SET EXERCISE:
Go over the entries below line by line, copying each one that contains the word "Minun".

RECORDED INFORMATION:
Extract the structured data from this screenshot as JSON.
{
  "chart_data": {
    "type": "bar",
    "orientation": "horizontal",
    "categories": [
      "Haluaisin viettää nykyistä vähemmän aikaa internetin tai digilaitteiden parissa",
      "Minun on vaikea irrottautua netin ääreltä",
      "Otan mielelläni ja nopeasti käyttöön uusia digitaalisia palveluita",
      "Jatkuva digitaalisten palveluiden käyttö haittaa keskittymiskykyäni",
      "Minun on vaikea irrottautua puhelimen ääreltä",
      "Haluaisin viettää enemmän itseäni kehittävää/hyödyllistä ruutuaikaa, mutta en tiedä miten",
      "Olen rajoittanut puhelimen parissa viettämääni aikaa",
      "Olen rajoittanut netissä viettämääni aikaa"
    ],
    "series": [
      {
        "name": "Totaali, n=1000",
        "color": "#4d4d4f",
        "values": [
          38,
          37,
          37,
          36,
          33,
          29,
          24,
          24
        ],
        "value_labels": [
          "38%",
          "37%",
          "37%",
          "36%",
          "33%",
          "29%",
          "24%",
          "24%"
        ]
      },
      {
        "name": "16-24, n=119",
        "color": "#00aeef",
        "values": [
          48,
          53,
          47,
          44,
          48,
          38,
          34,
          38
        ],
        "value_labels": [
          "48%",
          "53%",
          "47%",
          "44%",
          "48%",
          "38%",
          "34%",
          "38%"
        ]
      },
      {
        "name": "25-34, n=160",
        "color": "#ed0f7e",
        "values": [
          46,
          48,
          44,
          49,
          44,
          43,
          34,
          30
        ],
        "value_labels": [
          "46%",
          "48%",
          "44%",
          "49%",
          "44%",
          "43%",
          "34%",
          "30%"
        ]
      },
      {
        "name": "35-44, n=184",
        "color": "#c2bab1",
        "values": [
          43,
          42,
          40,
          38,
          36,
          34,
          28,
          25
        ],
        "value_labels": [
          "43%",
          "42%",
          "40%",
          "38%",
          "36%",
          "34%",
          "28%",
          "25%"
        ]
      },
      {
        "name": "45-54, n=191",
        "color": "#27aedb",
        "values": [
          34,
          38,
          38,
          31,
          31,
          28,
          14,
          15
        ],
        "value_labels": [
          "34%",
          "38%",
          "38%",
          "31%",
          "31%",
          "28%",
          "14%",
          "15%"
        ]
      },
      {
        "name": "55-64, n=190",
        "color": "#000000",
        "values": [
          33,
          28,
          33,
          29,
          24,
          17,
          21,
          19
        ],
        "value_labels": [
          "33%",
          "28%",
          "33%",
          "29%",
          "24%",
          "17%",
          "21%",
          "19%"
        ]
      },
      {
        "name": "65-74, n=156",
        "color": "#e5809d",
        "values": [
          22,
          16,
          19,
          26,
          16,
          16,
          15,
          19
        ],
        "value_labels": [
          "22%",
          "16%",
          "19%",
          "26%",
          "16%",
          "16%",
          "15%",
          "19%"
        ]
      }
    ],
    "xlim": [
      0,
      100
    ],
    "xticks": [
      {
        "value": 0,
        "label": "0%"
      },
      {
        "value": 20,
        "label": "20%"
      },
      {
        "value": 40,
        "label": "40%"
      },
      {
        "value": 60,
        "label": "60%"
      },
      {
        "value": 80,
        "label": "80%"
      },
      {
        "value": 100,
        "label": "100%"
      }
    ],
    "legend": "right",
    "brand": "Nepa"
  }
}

REPLY:
      "Minun on vaikea irrottautua netin ääreltä",
      "Minun on vaikea irrottautua puhelimen ääreltä",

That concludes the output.